==== STORED RECORDS

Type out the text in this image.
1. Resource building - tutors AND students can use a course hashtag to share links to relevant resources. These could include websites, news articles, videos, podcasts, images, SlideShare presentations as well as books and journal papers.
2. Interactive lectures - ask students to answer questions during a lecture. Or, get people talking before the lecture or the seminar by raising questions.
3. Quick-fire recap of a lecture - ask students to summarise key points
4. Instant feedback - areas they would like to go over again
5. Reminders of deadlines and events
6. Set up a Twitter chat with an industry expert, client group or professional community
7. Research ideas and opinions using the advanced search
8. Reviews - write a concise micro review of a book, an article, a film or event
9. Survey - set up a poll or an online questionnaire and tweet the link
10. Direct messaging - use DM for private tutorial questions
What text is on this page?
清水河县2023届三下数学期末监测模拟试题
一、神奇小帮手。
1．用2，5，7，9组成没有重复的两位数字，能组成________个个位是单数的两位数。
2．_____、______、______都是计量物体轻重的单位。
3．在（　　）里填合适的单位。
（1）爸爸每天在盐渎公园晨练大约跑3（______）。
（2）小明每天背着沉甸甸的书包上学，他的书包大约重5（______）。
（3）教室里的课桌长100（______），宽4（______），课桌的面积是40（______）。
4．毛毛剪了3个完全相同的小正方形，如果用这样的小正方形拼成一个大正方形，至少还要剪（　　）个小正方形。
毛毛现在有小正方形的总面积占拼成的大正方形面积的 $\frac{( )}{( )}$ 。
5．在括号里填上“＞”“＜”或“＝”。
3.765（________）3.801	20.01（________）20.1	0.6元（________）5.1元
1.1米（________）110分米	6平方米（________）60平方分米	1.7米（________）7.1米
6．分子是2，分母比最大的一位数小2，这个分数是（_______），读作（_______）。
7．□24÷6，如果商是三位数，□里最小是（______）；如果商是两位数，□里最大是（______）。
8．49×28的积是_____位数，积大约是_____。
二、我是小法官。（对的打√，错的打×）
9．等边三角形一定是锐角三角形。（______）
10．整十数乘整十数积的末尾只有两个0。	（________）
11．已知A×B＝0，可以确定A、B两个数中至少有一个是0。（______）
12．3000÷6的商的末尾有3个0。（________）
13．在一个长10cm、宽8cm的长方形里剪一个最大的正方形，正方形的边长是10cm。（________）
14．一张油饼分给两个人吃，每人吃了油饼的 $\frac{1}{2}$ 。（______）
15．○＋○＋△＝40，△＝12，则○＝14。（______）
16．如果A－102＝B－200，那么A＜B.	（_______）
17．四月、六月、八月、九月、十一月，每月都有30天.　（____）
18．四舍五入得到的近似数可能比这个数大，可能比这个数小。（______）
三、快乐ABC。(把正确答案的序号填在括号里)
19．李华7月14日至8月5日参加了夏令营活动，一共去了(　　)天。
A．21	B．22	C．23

========

Find out how many lines in the listing contain the string "lecture". Give the number alone.

2